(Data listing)

◆ ◆ ◆ ◆

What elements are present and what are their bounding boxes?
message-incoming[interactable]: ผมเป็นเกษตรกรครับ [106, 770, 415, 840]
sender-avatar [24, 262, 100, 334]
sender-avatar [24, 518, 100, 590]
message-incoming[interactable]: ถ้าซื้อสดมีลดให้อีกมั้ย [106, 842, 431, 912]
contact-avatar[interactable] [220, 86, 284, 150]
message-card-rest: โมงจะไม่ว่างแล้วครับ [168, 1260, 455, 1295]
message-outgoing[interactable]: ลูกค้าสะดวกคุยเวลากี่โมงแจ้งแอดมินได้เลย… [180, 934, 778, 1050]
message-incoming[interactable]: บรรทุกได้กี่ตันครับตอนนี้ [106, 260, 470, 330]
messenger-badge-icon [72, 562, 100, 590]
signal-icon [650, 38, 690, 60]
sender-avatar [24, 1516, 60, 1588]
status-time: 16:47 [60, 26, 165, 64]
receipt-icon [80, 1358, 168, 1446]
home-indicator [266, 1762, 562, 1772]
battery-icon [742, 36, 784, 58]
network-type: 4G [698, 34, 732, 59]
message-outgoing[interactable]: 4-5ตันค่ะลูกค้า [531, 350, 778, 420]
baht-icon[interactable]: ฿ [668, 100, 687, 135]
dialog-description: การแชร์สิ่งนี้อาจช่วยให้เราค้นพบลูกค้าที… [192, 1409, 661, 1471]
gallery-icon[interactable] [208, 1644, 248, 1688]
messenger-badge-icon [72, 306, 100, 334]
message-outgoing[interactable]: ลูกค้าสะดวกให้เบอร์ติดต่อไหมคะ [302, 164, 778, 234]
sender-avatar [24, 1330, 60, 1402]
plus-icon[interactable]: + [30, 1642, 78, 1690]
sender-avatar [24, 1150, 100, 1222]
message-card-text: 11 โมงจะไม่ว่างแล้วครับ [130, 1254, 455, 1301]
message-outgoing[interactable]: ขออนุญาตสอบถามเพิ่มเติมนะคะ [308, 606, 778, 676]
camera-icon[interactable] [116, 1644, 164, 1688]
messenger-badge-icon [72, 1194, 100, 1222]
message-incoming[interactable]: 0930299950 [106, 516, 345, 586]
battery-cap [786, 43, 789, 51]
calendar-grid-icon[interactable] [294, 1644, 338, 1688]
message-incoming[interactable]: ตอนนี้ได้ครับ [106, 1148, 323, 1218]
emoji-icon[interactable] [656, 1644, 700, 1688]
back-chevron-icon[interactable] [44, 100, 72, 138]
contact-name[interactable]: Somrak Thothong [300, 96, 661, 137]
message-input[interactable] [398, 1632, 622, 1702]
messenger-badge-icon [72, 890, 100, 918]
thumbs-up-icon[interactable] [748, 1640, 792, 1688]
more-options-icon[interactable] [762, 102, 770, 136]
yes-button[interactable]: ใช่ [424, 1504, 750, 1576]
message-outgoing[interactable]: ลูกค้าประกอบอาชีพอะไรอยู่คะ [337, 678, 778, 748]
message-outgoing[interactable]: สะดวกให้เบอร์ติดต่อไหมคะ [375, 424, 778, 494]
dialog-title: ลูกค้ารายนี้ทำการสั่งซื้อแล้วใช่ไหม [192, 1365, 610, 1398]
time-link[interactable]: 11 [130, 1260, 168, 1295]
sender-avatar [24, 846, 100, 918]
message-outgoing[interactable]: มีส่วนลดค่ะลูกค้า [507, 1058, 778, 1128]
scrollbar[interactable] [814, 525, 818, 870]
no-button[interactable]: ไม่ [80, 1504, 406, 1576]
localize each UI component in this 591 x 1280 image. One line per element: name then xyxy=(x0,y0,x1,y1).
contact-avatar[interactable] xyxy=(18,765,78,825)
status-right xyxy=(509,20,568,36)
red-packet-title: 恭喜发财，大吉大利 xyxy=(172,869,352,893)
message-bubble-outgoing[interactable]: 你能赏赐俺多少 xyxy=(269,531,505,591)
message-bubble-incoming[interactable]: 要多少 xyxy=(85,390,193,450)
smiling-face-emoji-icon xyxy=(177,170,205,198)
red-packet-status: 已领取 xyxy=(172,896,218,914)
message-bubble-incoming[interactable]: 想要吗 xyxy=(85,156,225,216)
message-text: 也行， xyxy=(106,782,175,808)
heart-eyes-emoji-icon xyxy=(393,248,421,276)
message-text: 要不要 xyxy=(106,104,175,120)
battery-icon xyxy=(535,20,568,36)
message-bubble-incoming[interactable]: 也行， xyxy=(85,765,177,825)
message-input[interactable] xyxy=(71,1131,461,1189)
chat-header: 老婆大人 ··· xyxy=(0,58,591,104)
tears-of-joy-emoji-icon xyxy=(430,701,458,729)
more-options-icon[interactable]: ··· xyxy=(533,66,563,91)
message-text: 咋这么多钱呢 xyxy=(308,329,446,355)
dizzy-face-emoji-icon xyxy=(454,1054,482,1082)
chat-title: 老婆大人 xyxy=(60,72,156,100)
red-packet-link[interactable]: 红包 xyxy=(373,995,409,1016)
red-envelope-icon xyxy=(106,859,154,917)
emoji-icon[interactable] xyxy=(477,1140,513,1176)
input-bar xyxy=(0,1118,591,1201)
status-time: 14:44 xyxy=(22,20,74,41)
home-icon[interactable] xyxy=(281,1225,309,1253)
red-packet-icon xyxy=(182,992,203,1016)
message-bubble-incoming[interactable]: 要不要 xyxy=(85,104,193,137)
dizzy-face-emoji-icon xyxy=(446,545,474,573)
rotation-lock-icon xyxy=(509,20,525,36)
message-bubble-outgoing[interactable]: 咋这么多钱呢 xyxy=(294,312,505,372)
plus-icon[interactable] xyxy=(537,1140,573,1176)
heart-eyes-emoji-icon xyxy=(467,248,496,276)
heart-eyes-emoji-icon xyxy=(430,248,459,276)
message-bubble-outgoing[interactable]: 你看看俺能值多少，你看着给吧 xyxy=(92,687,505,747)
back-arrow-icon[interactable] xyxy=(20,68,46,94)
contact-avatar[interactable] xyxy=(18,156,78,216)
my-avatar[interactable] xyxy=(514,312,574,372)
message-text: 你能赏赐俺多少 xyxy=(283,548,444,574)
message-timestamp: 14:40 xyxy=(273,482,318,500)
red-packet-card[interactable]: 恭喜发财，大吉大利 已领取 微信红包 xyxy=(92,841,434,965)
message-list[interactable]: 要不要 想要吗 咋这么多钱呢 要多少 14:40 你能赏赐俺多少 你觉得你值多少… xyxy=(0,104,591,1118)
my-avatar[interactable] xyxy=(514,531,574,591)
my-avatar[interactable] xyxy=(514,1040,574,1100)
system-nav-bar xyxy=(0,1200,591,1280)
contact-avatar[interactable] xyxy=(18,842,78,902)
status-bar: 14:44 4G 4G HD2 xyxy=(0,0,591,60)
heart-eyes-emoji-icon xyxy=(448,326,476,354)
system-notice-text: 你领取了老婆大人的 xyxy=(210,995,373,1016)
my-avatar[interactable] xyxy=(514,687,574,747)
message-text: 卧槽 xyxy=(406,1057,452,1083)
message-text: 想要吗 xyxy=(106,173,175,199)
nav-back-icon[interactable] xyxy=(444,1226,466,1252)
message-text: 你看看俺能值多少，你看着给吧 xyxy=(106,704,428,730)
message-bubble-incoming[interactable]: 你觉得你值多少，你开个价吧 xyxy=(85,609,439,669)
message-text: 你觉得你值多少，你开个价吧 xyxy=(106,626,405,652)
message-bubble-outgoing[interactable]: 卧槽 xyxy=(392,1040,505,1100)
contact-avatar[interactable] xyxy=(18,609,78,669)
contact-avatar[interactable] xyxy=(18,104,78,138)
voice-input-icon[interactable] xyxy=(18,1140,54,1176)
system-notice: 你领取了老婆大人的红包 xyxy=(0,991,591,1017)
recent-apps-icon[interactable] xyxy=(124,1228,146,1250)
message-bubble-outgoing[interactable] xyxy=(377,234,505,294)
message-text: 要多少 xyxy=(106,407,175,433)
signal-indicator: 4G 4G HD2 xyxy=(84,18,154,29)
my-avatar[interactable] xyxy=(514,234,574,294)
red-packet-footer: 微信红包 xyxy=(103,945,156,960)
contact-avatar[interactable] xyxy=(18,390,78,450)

◆ ◆ ◆ ◆

→ **Given request**
Reproduce the lines word for word, beginning at the first line of the records and stopping after the line that contains "battery-icon [742, 36, 784, 58]".

→ **Result of the task**
What elements are present and what are their bounding boxes?
message-incoming[interactable]: ผมเป็นเกษตรกรครับ [106, 770, 415, 840]
sender-avatar [24, 262, 100, 334]
sender-avatar [24, 518, 100, 590]
message-incoming[interactable]: ถ้าซื้อสดมีลดให้อีกมั้ย [106, 842, 431, 912]
contact-avatar[interactable] [220, 86, 284, 150]
message-card-rest: โมงจะไม่ว่างแล้วครับ [168, 1260, 455, 1295]
message-outgoing[interactable]: ลูกค้าสะดวกคุยเวลากี่โมงแจ้งแอดมินได้เลย… [180, 934, 778, 1050]
message-incoming[interactable]: บรรทุกได้กี่ตันครับตอนนี้ [106, 260, 470, 330]
messenger-badge-icon [72, 562, 100, 590]
signal-icon [650, 38, 690, 60]
sender-avatar [24, 1516, 60, 1588]
status-time: 16:47 [60, 26, 165, 64]
receipt-icon [80, 1358, 168, 1446]
home-indicator [266, 1762, 562, 1772]
battery-icon [742, 36, 784, 58]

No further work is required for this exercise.